- [Given exercise]
Produce an exact transcription of the listing below, omitting the pictures.

- [Records]
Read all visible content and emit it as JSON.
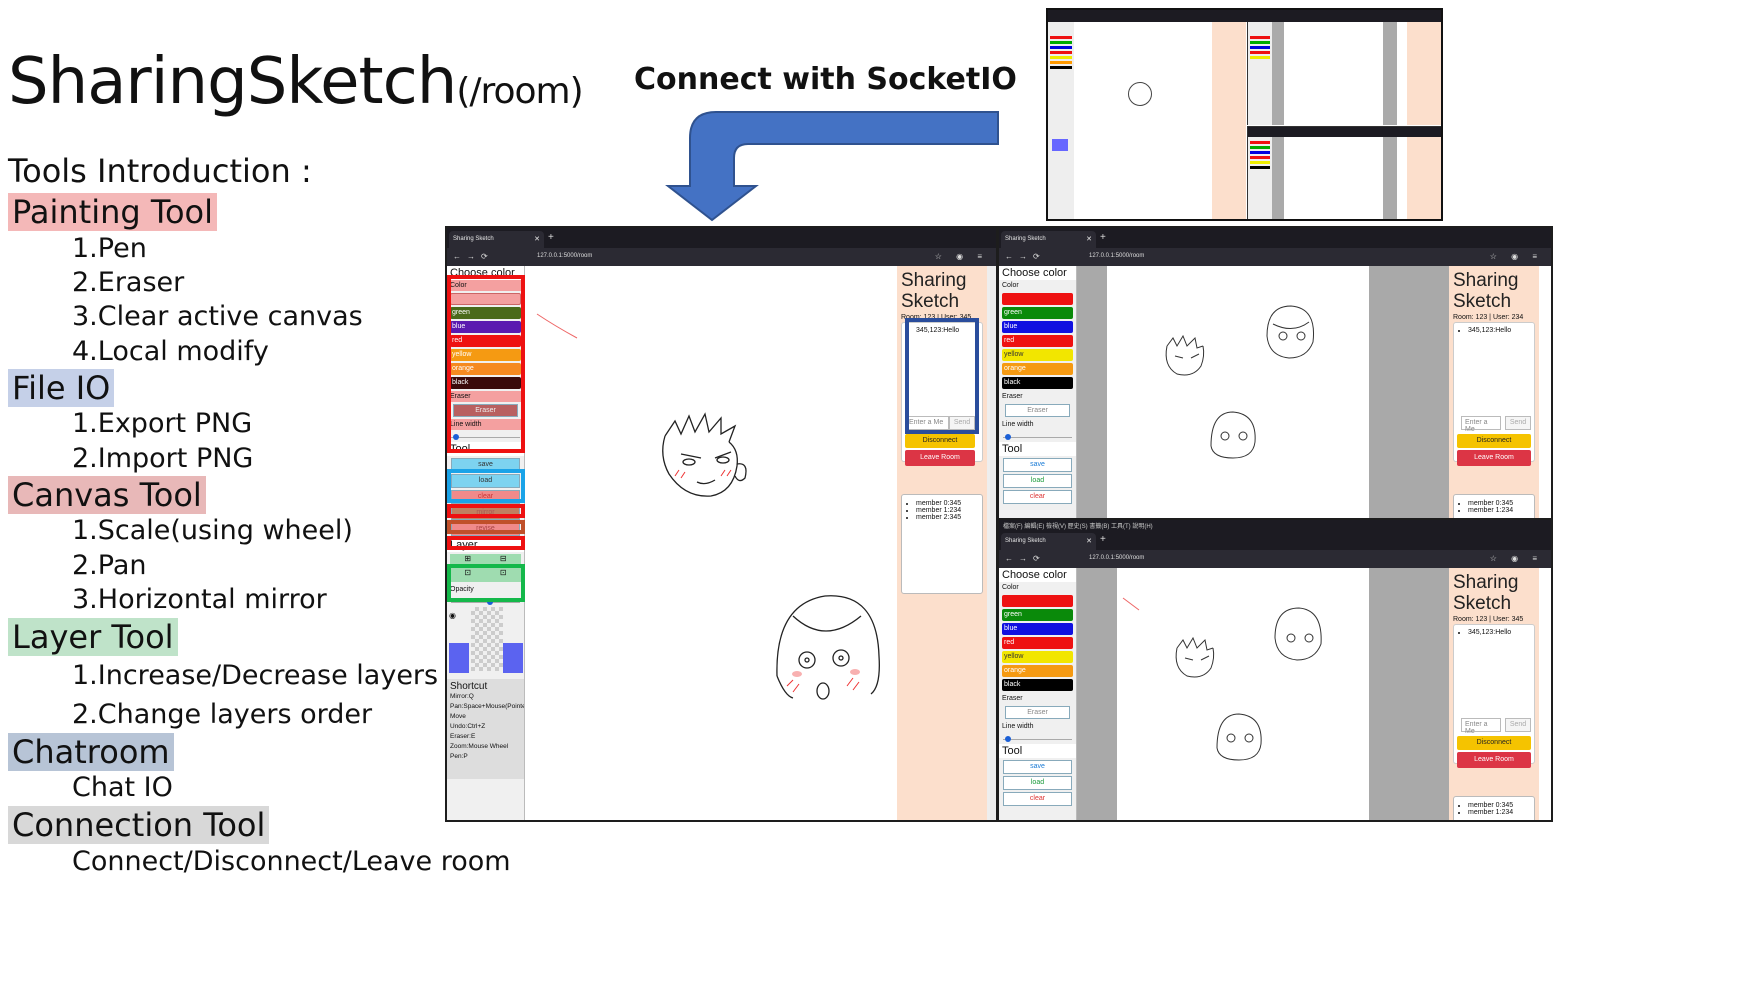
{
  "title": {
    "main": "SharingSketch",
    "sub": "(/room)"
  },
  "intro": "Tools Introduction :",
  "categories": [
    {
      "name": "Painting Tool",
      "color": "#f4b8b8",
      "items": [
        "1.Pen",
        "2.Eraser",
        "3.Clear active canvas",
        "4.Local modify"
      ]
    },
    {
      "name": "File IO",
      "color": "#c5d0e8",
      "items": [
        "1.Export PNG",
        "2.Import PNG"
      ]
    },
    {
      "name": "Canvas Tool",
      "color": "#e8b8b8",
      "items": [
        "1.Scale(using wheel)",
        "2.Pan",
        "3.Horizontal mirror"
      ]
    },
    {
      "name": "Layer Tool",
      "color": "#bfe3c9",
      "items": [
        "1.Increase/Decrease layers",
        "2.Change layers order"
      ]
    },
    {
      "name": "Chatroom",
      "color": "#b7c4d6",
      "items": [
        "Chat IO"
      ]
    },
    {
      "name": "Connection Tool",
      "color": "#d8d8d8",
      "items": [
        "Connect/Disconnect/Leave room"
      ]
    }
  ],
  "socket_label": "Connect with SocketIO",
  "browser": {
    "tab_title": "Sharing Sketch",
    "url": "127.0.0.1:5000/room",
    "menu_bar": "檔案(F)  編輯(E)  檢視(V)  歷史(S)  書籤(B)  工具(T)  說明(H)"
  },
  "app": {
    "choose_color": "Choose color",
    "color_label": "Color",
    "colors": [
      {
        "name": "green",
        "hex": "#0a8a0a"
      },
      {
        "name": "blue",
        "hex": "#1010e0"
      },
      {
        "name": "red",
        "hex": "#ee1111"
      },
      {
        "name": "yellow",
        "hex": "#f2e600"
      },
      {
        "name": "orange",
        "hex": "#f59a12"
      },
      {
        "name": "black",
        "hex": "#000000"
      }
    ],
    "eraser_label": "Eraser",
    "eraser_button": "Eraser",
    "line_width": "Line width",
    "tool_label": "Tool",
    "tools": [
      "save",
      "load",
      "clear",
      "mirror",
      "revise"
    ],
    "layer_label": "Layer",
    "opacity_label": "Opacity",
    "shortcut_label": "Shortcut",
    "shortcuts": [
      "Mirror:Q",
      "Pan:Space+Mouse(Pointer)",
      "Move",
      "Undo:Ctrl+Z",
      "Eraser:E",
      "Zoom:Mouse Wheel",
      "Pen:P"
    ],
    "sharing_title_1": "Sharing",
    "sharing_title_2": "Sketch",
    "room_info_main": "Room: 123 | User: 345",
    "room_info_234": "Room: 123 | User: 234",
    "room_info_345": "Room: 123 | User: 345",
    "chat_message": "345,123:Hello",
    "chat_placeholder": "Enter a Me",
    "send": "Send",
    "disconnect": "Disconnect",
    "leave_room": "Leave Room",
    "members": [
      "member 0:345",
      "member 1:234",
      "member 2:345"
    ]
  },
  "highlight_colors": {
    "painting": "#ee1111",
    "file_io": "#1aa3e8",
    "canvas": "#ee1111",
    "layer": "#14b84a",
    "chat": "#2a4d9c"
  }
}
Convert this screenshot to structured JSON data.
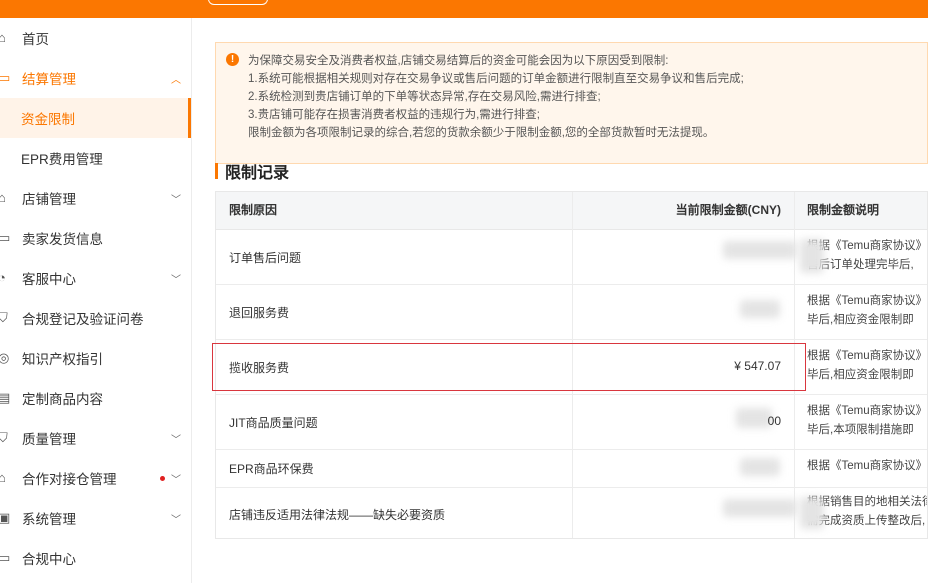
{
  "sidebar": {
    "items": [
      {
        "label": "首页",
        "icon": "home-icon",
        "has_chevron": false
      },
      {
        "label": "结算管理",
        "icon": "settlement-icon",
        "has_chevron": true,
        "chevron": "up"
      },
      {
        "label": "资金限制",
        "sub": true,
        "active": true
      },
      {
        "label": "EPR费用管理",
        "sub": true
      },
      {
        "label": "店铺管理",
        "icon": "shop-icon",
        "has_chevron": true,
        "chevron": "down"
      },
      {
        "label": "卖家发货信息",
        "icon": "shipping-icon",
        "has_chevron": false
      },
      {
        "label": "客服中心",
        "icon": "headset-icon",
        "has_chevron": true,
        "chevron": "down"
      },
      {
        "label": "合规登记及验证问卷",
        "icon": "compliance-icon",
        "has_chevron": false
      },
      {
        "label": "知识产权指引",
        "icon": "ip-icon",
        "has_chevron": false
      },
      {
        "label": "定制商品内容",
        "icon": "custom-icon",
        "has_chevron": false
      },
      {
        "label": "质量管理",
        "icon": "quality-icon",
        "has_chevron": true,
        "chevron": "down"
      },
      {
        "label": "合作对接仓管理",
        "icon": "warehouse-icon",
        "has_chevron": true,
        "chevron": "down",
        "red_dot": true
      },
      {
        "label": "系统管理",
        "icon": "system-icon",
        "has_chevron": true,
        "chevron": "down"
      },
      {
        "label": "合规中心",
        "icon": "compliance-center-icon",
        "has_chevron": false
      }
    ]
  },
  "notice": {
    "lines": [
      "为保障交易安全及消费者权益,店铺交易结算后的资金可能会因为以下原因受到限制:",
      "1.系统可能根据相关规则对存在交易争议或售后问题的订单金额进行限制直至交易争议和售后完成;",
      "2.系统检测到贵店铺订单的下单等状态异常,存在交易风险,需进行排查;",
      "3.贵店铺可能存在损害消费者权益的违规行为,需进行排查;",
      "限制金额为各项限制记录的综合,若您的货款余额少于限制金额,您的全部货款暂时无法提现。"
    ]
  },
  "section": {
    "title": "限制记录"
  },
  "table": {
    "headers": {
      "reason": "限制原因",
      "amount": "当前限制金额(CNY)",
      "desc": "限制金额说明"
    },
    "rows": [
      {
        "reason": "订单售后问题",
        "amount": "",
        "desc1": "根据《Temu商家协议》",
        "desc2": "售后订单处理完毕后,"
      },
      {
        "reason": "退回服务费",
        "amount": "",
        "desc1": "根据《Temu商家协议》",
        "desc2": "毕后,相应资金限制即"
      },
      {
        "reason": "揽收服务费",
        "amount": "¥ 547.07",
        "desc1": "根据《Temu商家协议》",
        "desc2": "毕后,相应资金限制即"
      },
      {
        "reason": "JIT商品质量问题",
        "amount": "00",
        "desc1": "根据《Temu商家协议》",
        "desc2": "毕后,本项限制措施即"
      },
      {
        "reason": "EPR商品环保费",
        "amount": "",
        "desc1": "根据《Temu商家协议》",
        "desc2": ""
      },
      {
        "reason": "店铺违反适用法律法规——缺失必要资质",
        "amount": "",
        "desc1": "根据销售目的地相关法律",
        "desc2": "需完成资质上传整改后,"
      }
    ]
  },
  "colors": {
    "accent": "#fb7701",
    "highlight": "#d9363e"
  }
}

- [Task response]
Read all visible content and emit it as JSON.
{
  "title": {
    "main": "SharingSketch",
    "sub": "(/room)"
  },
  "intro": "Tools Introduction :",
  "categories": [
    {
      "name": "Painting Tool",
      "color": "#f4b8b8",
      "items": [
        "1.Pen",
        "2.Eraser",
        "3.Clear active canvas",
        "4.Local modify"
      ]
    },
    {
      "name": "File IO",
      "color": "#c5d0e8",
      "items": [
        "1.Export PNG",
        "2.Import PNG"
      ]
    },
    {
      "name": "Canvas Tool",
      "color": "#e8b8b8",
      "items": [
        "1.Scale(using wheel)",
        "2.Pan",
        "3.Horizontal mirror"
      ]
    },
    {
      "name": "Layer Tool",
      "color": "#bfe3c9",
      "items": [
        "1.Increase/Decrease layers",
        "2.Change layers order"
      ]
    },
    {
      "name": "Chatroom",
      "color": "#b7c4d6",
      "items": [
        "Chat IO"
      ]
    },
    {
      "name": "Connection Tool",
      "color": "#d8d8d8",
      "items": [
        "Connect/Disconnect/Leave room"
      ]
    }
  ],
  "socket_label": "Connect with SocketIO",
  "browser": {
    "tab_title": "Sharing Sketch",
    "url": "127.0.0.1:5000/room",
    "menu_bar": "檔案(F)  編輯(E)  檢視(V)  歷史(S)  書籤(B)  工具(T)  說明(H)"
  },
  "app": {
    "choose_color": "Choose color",
    "color_label": "Color",
    "colors": [
      {
        "name": "green",
        "hex": "#0a8a0a"
      },
      {
        "name": "blue",
        "hex": "#1010e0"
      },
      {
        "name": "red",
        "hex": "#ee1111"
      },
      {
        "name": "yellow",
        "hex": "#f2e600"
      },
      {
        "name": "orange",
        "hex": "#f59a12"
      },
      {
        "name": "black",
        "hex": "#000000"
      }
    ],
    "eraser_label": "Eraser",
    "eraser_button": "Eraser",
    "line_width": "Line width",
    "tool_label": "Tool",
    "tools": [
      "save",
      "load",
      "clear",
      "mirror",
      "revise"
    ],
    "layer_label": "Layer",
    "opacity_label": "Opacity",
    "shortcut_label": "Shortcut",
    "shortcuts": [
      "Mirror:Q",
      "Pan:Space+Mouse(Pointer)",
      "Move",
      "Undo:Ctrl+Z",
      "Eraser:E",
      "Zoom:Mouse Wheel",
      "Pen:P"
    ],
    "sharing_title_1": "Sharing",
    "sharing_title_2": "Sketch",
    "room_info_main": "Room: 123 | User: 345",
    "room_info_234": "Room: 123 | User: 234",
    "room_info_345": "Room: 123 | User: 345",
    "chat_message": "345,123:Hello",
    "chat_placeholder": "Enter a Me",
    "send": "Send",
    "disconnect": "Disconnect",
    "leave_room": "Leave Room",
    "members": [
      "member 0:345",
      "member 1:234",
      "member 2:345"
    ]
  },
  "highlight_colors": {
    "painting": "#ee1111",
    "file_io": "#1aa3e8",
    "canvas": "#ee1111",
    "layer": "#14b84a",
    "chat": "#2a4d9c"
  }
}
Convert this screenshot to structured JSON data.
{
  "sidebar": {
    "items": [
      {
        "label": "首页",
        "icon": "home-icon",
        "has_chevron": false
      },
      {
        "label": "结算管理",
        "icon": "settlement-icon",
        "has_chevron": true,
        "chevron": "up"
      },
      {
        "label": "资金限制",
        "sub": true,
        "active": true
      },
      {
        "label": "EPR费用管理",
        "sub": true
      },
      {
        "label": "店铺管理",
        "icon": "shop-icon",
        "has_chevron": true,
        "chevron": "down"
      },
      {
        "label": "卖家发货信息",
        "icon": "shipping-icon",
        "has_chevron": false
      },
      {
        "label": "客服中心",
        "icon": "headset-icon",
        "has_chevron": true,
        "chevron": "down"
      },
      {
        "label": "合规登记及验证问卷",
        "icon": "compliance-icon",
        "has_chevron": false
      },
      {
        "label": "知识产权指引",
        "icon": "ip-icon",
        "has_chevron": false
      },
      {
        "label": "定制商品内容",
        "icon": "custom-icon",
        "has_chevron": false
      },
      {
        "label": "质量管理",
        "icon": "quality-icon",
        "has_chevron": true,
        "chevron": "down"
      },
      {
        "label": "合作对接仓管理",
        "icon": "warehouse-icon",
        "has_chevron": true,
        "chevron": "down",
        "red_dot": true
      },
      {
        "label": "系统管理",
        "icon": "system-icon",
        "has_chevron": true,
        "chevron": "down"
      },
      {
        "label": "合规中心",
        "icon": "compliance-center-icon",
        "has_chevron": false
      }
    ]
  },
  "notice": {
    "lines": [
      "为保障交易安全及消费者权益,店铺交易结算后的资金可能会因为以下原因受到限制:",
      "1.系统可能根据相关规则对存在交易争议或售后问题的订单金额进行限制直至交易争议和售后完成;",
      "2.系统检测到贵店铺订单的下单等状态异常,存在交易风险,需进行排查;",
      "3.贵店铺可能存在损害消费者权益的违规行为,需进行排查;",
      "限制金额为各项限制记录的综合,若您的货款余额少于限制金额,您的全部货款暂时无法提现。"
    ]
  },
  "section": {
    "title": "限制记录"
  },
  "table": {
    "headers": {
      "reason": "限制原因",
      "amount": "当前限制金额(CNY)",
      "desc": "限制金额说明"
    },
    "rows": [
      {
        "reason": "订单售后问题",
        "amount": "",
        "desc1": "根据《Temu商家协议》",
        "desc2": "售后订单处理完毕后,"
      },
      {
        "reason": "退回服务费",
        "amount": "",
        "desc1": "根据《Temu商家协议》",
        "desc2": "毕后,相应资金限制即"
      },
      {
        "reason": "揽收服务费",
        "amount": "¥ 547.07",
        "desc1": "根据《Temu商家协议》",
        "desc2": "毕后,相应资金限制即"
      },
      {
        "reason": "JIT商品质量问题",
        "amount": "00",
        "desc1": "根据《Temu商家协议》",
        "desc2": "毕后,本项限制措施即"
      },
      {
        "reason": "EPR商品环保费",
        "amount": "",
        "desc1": "根据《Temu商家协议》",
        "desc2": ""
      },
      {
        "reason": "店铺违反适用法律法规——缺失必要资质",
        "amount": "",
        "desc1": "根据销售目的地相关法律",
        "desc2": "需完成资质上传整改后,"
      }
    ]
  },
  "colors": {
    "accent": "#fb7701",
    "highlight": "#d9363e"
  }
}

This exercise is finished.